### Stated task
Give the count of lines in the data that include the string "half", with no added remarks.

** Begin Dataset extract **

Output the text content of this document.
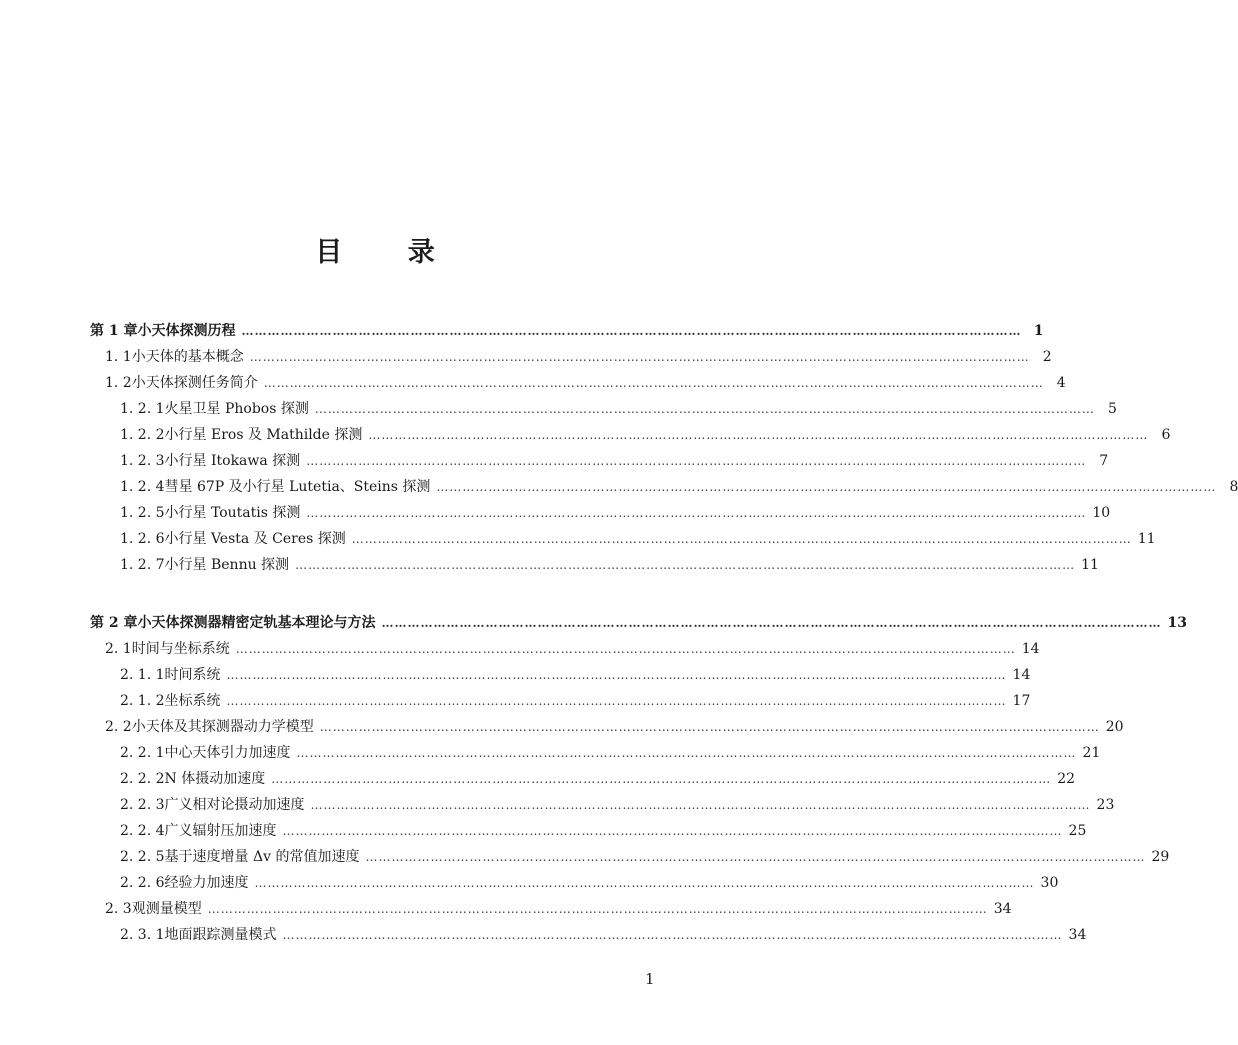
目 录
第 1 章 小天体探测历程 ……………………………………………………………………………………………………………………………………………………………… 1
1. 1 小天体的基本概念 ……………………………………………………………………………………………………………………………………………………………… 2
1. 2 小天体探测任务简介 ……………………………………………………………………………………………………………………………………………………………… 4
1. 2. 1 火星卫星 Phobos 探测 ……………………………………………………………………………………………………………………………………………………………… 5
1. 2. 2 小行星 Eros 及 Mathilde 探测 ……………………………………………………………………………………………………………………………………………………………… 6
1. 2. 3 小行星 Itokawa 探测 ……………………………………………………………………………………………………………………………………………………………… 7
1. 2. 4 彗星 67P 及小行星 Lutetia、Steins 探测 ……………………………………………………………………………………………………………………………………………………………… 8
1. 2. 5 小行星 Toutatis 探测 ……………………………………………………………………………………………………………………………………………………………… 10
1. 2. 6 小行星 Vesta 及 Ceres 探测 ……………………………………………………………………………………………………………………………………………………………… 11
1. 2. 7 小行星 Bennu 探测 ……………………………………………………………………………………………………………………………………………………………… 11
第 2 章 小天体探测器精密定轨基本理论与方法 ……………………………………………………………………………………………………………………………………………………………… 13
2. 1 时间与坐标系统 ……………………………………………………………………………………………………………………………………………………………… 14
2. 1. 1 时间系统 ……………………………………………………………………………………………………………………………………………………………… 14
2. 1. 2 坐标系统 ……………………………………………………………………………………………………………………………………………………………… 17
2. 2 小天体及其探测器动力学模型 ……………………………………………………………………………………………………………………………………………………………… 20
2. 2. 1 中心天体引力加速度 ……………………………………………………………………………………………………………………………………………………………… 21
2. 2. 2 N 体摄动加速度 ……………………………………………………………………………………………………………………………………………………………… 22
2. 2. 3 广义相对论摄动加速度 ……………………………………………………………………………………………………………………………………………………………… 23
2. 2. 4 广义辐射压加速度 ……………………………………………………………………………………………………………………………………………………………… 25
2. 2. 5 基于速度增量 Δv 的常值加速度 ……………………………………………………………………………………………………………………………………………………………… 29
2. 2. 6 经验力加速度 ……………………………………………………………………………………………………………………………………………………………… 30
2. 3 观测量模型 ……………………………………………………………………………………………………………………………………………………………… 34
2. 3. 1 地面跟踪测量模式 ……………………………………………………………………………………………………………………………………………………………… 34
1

** End Dataset extract **
** Begin Dataset extract **

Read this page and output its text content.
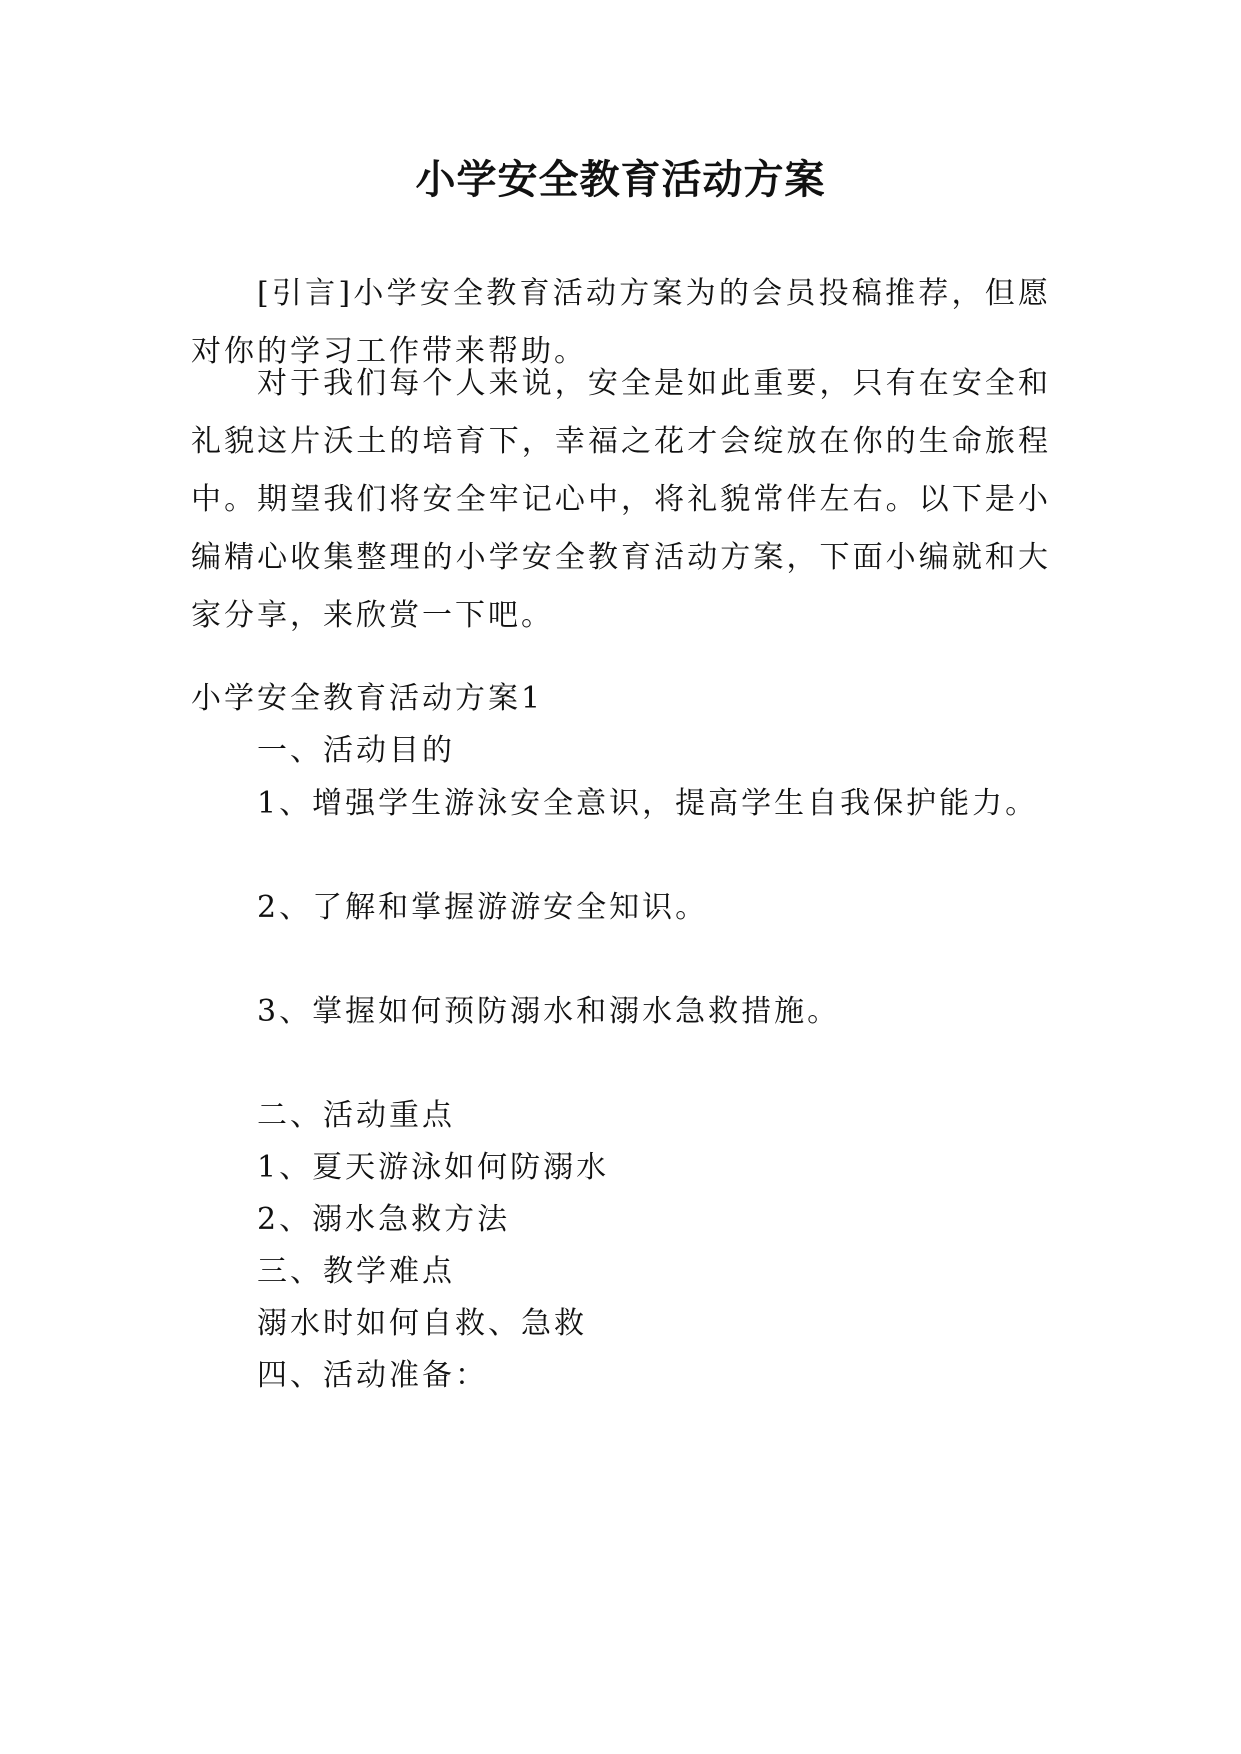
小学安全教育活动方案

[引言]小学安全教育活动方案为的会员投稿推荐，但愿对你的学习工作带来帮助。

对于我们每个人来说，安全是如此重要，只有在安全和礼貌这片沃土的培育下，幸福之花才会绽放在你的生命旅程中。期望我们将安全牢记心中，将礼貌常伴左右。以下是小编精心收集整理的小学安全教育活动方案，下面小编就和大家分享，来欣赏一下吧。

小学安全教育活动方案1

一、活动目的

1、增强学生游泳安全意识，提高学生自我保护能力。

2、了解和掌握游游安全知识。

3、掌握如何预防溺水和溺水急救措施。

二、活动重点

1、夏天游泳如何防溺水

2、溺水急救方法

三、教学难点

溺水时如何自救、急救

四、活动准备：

** End Dataset extract **
** Begin Dataset extract **

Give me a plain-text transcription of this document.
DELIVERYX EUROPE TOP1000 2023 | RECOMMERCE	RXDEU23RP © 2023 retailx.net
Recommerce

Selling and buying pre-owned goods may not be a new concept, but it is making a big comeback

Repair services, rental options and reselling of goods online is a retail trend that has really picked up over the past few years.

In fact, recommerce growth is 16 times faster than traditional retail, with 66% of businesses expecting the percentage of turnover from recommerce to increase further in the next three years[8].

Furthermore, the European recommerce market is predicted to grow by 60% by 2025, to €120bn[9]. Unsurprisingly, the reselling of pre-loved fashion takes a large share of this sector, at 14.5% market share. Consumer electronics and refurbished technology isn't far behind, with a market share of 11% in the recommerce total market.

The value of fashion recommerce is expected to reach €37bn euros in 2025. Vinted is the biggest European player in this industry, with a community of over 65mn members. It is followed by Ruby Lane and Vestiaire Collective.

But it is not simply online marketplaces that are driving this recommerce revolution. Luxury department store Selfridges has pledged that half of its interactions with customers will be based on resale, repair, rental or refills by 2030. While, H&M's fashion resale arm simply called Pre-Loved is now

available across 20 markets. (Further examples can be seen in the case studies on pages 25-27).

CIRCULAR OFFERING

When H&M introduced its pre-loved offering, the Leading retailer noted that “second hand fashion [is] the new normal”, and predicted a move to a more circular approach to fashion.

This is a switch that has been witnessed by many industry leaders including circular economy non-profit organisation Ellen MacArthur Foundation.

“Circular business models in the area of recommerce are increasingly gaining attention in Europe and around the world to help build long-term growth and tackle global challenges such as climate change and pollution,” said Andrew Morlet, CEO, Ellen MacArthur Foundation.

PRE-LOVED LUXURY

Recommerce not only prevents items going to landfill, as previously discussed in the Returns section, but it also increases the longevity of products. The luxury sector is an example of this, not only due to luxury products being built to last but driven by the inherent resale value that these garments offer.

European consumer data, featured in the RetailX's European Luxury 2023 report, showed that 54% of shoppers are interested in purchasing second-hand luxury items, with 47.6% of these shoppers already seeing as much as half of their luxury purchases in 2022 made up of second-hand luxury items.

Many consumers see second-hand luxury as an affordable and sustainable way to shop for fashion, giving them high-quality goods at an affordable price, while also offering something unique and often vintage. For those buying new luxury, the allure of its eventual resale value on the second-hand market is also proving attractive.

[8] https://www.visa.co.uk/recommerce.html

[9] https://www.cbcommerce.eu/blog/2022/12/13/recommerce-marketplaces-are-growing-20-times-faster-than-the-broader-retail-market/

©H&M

** End Dataset extract **

### Expected answer
2